── Given entries

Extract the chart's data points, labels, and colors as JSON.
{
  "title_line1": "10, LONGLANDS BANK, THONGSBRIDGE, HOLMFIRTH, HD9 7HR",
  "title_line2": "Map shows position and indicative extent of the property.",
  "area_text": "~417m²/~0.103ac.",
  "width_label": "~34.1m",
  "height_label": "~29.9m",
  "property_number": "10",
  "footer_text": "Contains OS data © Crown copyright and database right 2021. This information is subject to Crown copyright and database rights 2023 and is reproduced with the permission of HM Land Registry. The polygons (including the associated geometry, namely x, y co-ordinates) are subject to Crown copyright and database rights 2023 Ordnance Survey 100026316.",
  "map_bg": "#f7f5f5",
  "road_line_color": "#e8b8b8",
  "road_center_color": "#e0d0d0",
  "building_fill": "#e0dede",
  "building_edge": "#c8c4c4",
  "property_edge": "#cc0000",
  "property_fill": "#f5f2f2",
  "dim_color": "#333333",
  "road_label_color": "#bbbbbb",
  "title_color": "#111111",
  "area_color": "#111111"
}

────

__What you should do__:
Print the whole listing exactly as it is.

__Solution below__:
Extract the chart's data points, labels, and colors as JSON.
{
  "title_line1": "10, LONGLANDS BANK, THONGSBRIDGE, HOLMFIRTH, HD9 7HR",
  "title_line2": "Map shows position and indicative extent of the property.",
  "area_text": "~417m²/~0.103ac.",
  "width_label": "~34.1m",
  "height_label": "~29.9m",
  "property_number": "10",
  "footer_text": "Contains OS data © Crown copyright and database right 2021. This information is subject to Crown copyright and database rights 2023 and is reproduced with the permission of HM Land Registry. The polygons (including the associated geometry, namely x, y co-ordinates) are subject to Crown copyright and database rights 2023 Ordnance Survey 100026316.",
  "map_bg": "#f7f5f5",
  "road_line_color": "#e8b8b8",
  "road_center_color": "#e0d0d0",
  "building_fill": "#e0dede",
  "building_edge": "#c8c4c4",
  "property_edge": "#cc0000",
  "property_fill": "#f5f2f2",
  "dim_color": "#333333",
  "road_label_color": "#bbbbbb",
  "title_color": "#111111",
  "area_color": "#111111"
}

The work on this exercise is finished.